### AVAILABLE DATA
BEGIN

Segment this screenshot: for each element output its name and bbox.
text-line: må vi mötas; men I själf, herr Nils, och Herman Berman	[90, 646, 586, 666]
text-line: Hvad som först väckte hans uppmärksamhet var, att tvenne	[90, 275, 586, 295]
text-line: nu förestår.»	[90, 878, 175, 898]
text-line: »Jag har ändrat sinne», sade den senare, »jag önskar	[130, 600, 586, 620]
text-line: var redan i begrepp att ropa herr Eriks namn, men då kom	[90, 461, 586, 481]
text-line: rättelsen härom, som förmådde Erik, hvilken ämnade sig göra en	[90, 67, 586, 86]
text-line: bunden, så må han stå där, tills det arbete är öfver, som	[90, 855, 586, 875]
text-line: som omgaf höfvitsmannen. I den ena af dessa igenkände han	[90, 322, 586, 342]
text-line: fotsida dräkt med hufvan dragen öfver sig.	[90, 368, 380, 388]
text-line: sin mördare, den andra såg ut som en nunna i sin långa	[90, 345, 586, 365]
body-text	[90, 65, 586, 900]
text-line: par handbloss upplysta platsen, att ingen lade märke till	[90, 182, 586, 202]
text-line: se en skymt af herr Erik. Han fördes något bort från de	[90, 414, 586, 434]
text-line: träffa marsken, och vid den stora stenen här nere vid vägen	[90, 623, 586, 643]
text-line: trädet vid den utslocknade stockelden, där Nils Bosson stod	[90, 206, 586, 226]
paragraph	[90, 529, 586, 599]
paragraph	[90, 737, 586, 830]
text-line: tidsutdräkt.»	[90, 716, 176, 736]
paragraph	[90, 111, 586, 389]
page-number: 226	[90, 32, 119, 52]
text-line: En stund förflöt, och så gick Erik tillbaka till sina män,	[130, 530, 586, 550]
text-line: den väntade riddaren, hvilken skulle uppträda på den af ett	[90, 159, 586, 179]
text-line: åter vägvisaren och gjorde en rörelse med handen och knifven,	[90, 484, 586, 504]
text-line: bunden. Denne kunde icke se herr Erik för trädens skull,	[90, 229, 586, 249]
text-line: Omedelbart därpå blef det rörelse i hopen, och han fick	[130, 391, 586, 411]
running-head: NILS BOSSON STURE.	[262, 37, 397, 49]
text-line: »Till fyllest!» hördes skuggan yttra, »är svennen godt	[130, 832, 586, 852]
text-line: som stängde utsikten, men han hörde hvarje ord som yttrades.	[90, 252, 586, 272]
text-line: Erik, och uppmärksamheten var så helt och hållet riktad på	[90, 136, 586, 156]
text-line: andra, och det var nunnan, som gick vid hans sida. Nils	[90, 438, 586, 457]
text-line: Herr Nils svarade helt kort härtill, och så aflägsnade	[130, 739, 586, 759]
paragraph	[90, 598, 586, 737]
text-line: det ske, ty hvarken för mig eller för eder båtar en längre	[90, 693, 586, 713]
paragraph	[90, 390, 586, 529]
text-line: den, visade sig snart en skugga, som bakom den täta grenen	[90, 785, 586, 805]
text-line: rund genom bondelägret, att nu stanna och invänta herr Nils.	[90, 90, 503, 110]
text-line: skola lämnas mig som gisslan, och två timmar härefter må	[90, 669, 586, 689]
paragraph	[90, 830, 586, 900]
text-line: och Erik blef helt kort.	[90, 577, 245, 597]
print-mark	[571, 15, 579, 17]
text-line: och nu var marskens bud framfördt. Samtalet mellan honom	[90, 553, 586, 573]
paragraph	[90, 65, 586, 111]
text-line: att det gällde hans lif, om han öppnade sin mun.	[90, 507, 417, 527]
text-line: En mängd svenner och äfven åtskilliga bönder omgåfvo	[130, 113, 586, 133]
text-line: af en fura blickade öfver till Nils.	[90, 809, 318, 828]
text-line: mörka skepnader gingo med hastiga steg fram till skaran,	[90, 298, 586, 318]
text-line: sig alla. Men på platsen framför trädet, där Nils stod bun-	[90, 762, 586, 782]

END

### WORK ITEM
In the entries above, which lines hold the word "bunden"? Copy them out.

### ANSWER TO THE PROBLEM
text-line: bunden, så må han stå där, tills det arbete är öfver, som	[90, 855, 586, 875]
text-line: bunden. Denne kunde icke se herr Erik för trädens skull,	[90, 229, 586, 249]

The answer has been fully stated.